_WORK TO DO_
The records that follow are to be repeated without alteration.

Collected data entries
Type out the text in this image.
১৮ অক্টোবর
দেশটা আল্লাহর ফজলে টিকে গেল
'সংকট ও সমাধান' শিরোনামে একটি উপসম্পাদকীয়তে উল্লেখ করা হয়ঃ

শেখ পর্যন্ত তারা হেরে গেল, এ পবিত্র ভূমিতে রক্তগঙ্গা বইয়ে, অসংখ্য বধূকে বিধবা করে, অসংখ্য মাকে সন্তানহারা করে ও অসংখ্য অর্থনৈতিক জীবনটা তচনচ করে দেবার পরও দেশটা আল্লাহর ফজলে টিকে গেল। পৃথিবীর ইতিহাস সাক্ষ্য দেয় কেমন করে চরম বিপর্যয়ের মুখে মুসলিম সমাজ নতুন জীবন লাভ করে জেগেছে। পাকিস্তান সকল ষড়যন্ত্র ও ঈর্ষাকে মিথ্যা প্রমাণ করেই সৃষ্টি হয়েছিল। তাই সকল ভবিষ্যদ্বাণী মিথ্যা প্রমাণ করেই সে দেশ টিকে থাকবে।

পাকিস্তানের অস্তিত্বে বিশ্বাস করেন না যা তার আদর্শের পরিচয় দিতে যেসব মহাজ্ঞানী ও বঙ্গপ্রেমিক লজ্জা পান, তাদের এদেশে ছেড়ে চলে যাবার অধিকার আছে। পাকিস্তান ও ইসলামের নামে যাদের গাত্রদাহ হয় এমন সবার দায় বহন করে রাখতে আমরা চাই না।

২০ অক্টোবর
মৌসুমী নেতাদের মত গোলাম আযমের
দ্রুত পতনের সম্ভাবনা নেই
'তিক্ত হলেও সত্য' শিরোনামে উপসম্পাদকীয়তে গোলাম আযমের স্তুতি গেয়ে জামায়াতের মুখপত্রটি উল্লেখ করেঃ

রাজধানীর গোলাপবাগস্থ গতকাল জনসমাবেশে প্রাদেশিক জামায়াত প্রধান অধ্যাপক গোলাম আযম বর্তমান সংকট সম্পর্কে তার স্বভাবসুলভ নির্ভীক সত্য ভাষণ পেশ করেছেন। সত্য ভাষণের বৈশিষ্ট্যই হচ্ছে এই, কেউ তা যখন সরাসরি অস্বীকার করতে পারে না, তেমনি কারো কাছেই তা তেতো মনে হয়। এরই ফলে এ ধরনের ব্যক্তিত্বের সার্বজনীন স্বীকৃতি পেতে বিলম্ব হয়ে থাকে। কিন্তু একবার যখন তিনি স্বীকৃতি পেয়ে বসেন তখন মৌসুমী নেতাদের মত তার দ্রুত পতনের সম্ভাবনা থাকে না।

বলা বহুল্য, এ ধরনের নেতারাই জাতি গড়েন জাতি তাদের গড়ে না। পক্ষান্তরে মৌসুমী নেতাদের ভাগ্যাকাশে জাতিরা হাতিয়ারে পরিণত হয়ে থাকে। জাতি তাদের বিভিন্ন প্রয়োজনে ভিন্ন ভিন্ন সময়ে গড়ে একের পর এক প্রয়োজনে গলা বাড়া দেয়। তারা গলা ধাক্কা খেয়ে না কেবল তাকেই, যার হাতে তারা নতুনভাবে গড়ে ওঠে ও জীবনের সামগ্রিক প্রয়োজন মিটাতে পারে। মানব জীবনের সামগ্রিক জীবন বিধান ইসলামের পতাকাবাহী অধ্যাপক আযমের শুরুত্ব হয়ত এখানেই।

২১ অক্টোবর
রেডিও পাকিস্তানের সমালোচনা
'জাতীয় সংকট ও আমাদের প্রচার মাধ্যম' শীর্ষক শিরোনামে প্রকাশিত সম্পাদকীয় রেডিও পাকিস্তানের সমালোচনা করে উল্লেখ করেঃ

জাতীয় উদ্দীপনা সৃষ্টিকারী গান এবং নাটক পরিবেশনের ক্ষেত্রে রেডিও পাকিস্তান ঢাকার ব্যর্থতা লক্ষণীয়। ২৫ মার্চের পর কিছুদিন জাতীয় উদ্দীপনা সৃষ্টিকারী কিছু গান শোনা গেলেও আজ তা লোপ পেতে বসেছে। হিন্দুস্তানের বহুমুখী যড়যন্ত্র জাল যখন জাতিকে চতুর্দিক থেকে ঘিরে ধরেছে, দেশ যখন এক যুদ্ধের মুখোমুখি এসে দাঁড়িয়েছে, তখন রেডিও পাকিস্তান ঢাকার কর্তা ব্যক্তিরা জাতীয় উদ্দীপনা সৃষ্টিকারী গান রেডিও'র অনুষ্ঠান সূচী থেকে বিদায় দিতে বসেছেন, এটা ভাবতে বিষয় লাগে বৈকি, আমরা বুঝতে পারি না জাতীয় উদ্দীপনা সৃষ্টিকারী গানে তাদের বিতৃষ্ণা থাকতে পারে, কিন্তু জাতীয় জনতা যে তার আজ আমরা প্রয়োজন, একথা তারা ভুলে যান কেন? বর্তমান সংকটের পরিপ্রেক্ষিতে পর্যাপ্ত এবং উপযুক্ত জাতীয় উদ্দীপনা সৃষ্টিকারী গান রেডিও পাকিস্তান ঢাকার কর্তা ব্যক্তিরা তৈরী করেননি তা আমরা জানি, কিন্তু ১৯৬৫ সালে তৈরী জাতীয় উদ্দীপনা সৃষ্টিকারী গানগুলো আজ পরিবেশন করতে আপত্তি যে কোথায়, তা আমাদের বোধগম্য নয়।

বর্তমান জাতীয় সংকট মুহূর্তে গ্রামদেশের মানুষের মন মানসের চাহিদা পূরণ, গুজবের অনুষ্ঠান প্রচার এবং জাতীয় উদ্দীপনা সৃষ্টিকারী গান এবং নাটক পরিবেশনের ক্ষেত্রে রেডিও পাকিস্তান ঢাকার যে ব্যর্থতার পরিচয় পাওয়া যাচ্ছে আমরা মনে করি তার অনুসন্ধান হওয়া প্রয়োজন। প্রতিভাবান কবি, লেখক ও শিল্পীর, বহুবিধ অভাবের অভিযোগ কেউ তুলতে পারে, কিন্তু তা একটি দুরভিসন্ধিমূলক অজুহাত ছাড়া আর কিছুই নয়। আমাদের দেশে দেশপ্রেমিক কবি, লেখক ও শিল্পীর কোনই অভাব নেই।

_THE RESPONSE_
Type out the text in this image.
১৮ অক্টোবর
দেশটা আল্লাহর ফজলে টিকে গেল
'সংকট ও সমাধান' শিরোনামে একটি উপসম্পাদকীয়তে উল্লেখ করা হয়ঃ

শেখ পর্যন্ত তারা হেরে গেল, এ পবিত্র ভূমিতে রক্তগঙ্গা বইয়ে, অসংখ্য বধূকে বিধবা করে, অসংখ্য মাকে সন্তানহারা করে ও অসংখ্য অর্থনৈতিক জীবনটা তচনচ করে দেবার পরও দেশটা আল্লাহর ফজলে টিকে গেল। পৃথিবীর ইতিহাস সাক্ষ্য দেয় কেমন করে চরম বিপর্যয়ের মুখে মুসলিম সমাজ নতুন জীবন লাভ করে জেগেছে। পাকিস্তান সকল ষড়যন্ত্র ও ঈর্ষাকে মিথ্যা প্রমাণ করেই সৃষ্টি হয়েছিল। তাই সকল ভবিষ্যদ্বাণী মিথ্যা প্রমাণ করেই সে দেশ টিকে থাকবে।

পাকিস্তানের অস্তিত্বে বিশ্বাস করেন না যা তার আদর্শের পরিচয় দিতে যেসব মহাজ্ঞানী ও বঙ্গপ্রেমিক লজ্জা পান, তাদের এদেশে ছেড়ে চলে যাবার অধিকার আছে। পাকিস্তান ও ইসলামের নামে যাদের গাত্রদাহ হয় এমন সবার দায় বহন করে রাখতে আমরা চাই না।

২০ অক্টোবর
মৌসুমী নেতাদের মত গোলাম আযমের
দ্রুত পতনের সম্ভাবনা নেই
'তিক্ত হলেও সত্য' শিরোনামে উপসম্পাদকীয়তে গোলাম আযমের স্তুতি গেয়ে জামায়াতের মুখপত্রটি উল্লেখ করেঃ

রাজধানীর গোলাপবাগস্থ গতকাল জনসমাবেশে প্রাদেশিক জামায়াত প্রধান অধ্যাপক গোলাম আযম বর্তমান সংকট সম্পর্কে তার স্বভাবসুলভ নির্ভীক সত্য ভাষণ পেশ করেছেন। সত্য ভাষণের বৈশিষ্ট্যই হচ্ছে এই, কেউ তা যখন সরাসরি অস্বীকার করতে পারে না, তেমনি কারো কাছেই তা তেতো মনে হয়। এরই ফলে এ ধরনের ব্যক্তিত্বের সার্বজনীন স্বীকৃতি পেতে বিলম্ব হয়ে থাকে। কিন্তু একবার যখন তিনি স্বীকৃতি পেয়ে বসেন তখন মৌসুমী নেতাদের মত তার দ্রুত পতনের সম্ভাবনা থাকে না।

বলা বহুল্য, এ ধরনের নেতারাই জাতি গড়েন জাতি তাদের গড়ে না। পক্ষান্তরে মৌসুমী নেতাদের ভাগ্যাকাশে জাতিরা হাতিয়ারে পরিণত হয়ে থাকে। জাতি তাদের বিভিন্ন প্রয়োজনে ভিন্ন ভিন্ন সময়ে গড়ে একের পর এক প্রয়োজনে গলা বাড়া দেয়। তারা গলা ধাক্কা খেয়ে না কেবল তাকেই, যার হাতে তারা নতুনভাবে গড়ে ওঠে ও জীবনের সামগ্রিক প্রয়োজন মিটাতে পারে। মানব জীবনের সামগ্রিক জীবন বিধান ইসলামের পতাকাবাহী অধ্যাপক আযমের শুরুত্ব হয়ত এখানেই।

২১ অক্টোবর
রেডিও পাকিস্তানের সমালোচনা
'জাতীয় সংকট ও আমাদের প্রচার মাধ্যম' শীর্ষক শিরোনামে প্রকাশিত সম্পাদকীয় রেডিও পাকিস্তানের সমালোচনা করে উল্লেখ করেঃ

জাতীয় উদ্দীপনা সৃষ্টিকারী গান এবং নাটক পরিবেশনের ক্ষেত্রে রেডিও পাকিস্তান ঢাকার ব্যর্থতা লক্ষণীয়। ২৫ মার্চের পর কিছুদিন জাতীয় উদ্দীপনা সৃষ্টিকারী কিছু গান শোনা গেলেও আজ তা লোপ পেতে বসেছে। হিন্দুস্তানের বহুমুখী যড়যন্ত্র জাল যখন জাতিকে চতুর্দিক থেকে ঘিরে ধরেছে, দেশ যখন এক যুদ্ধের মুখোমুখি এসে দাঁড়িয়েছে, তখন রেডিও পাকিস্তান ঢাকার কর্তা ব্যক্তিরা জাতীয় উদ্দীপনা সৃষ্টিকারী গান রেডিও'র অনুষ্ঠান সূচী থেকে বিদায় দিতে বসেছেন, এটা ভাবতে বিষয় লাগে বৈকি, আমরা বুঝতে পারি না জাতীয় উদ্দীপনা সৃষ্টিকারী গানে তাদের বিতৃষ্ণা থাকতে পারে, কিন্তু জাতীয় জনতা যে তার আজ আমরা প্রয়োজন, একথা তারা ভুলে যান কেন? বর্তমান সংকটের পরিপ্রেক্ষিতে পর্যাপ্ত এবং উপযুক্ত জাতীয় উদ্দীপনা সৃষ্টিকারী গান রেডিও পাকিস্তান ঢাকার কর্তা ব্যক্তিরা তৈরী করেননি তা আমরা জানি, কিন্তু ১৯৬৫ সালে তৈরী জাতীয় উদ্দীপনা সৃষ্টিকারী গানগুলো আজ পরিবেশন করতে আপত্তি যে কোথায়, তা আমাদের বোধগম্য নয়।

বর্তমান জাতীয় সংকট মুহূর্তে গ্রামদেশের মানুষের মন মানসের চাহিদা পূরণ, গুজবের অনুষ্ঠান প্রচার এবং জাতীয় উদ্দীপনা সৃষ্টিকারী গান এবং নাটক পরিবেশনের ক্ষেত্রে রেডিও পাকিস্তান ঢাকার যে ব্যর্থতার পরিচয় পাওয়া যাচ্ছে আমরা মনে করি তার অনুসন্ধান হওয়া প্রয়োজন। প্রতিভাবান কবি, লেখক ও শিল্পীর, বহুবিধ অভাবের অভিযোগ কেউ তুলতে পারে, কিন্তু তা একটি দুরভিসন্ধিমূলক অজুহাত ছাড়া আর কিছুই নয়। আমাদের দেশে দেশপ্রেমিক কবি, লেখক ও শিল্পীর কোনই অভাব নেই।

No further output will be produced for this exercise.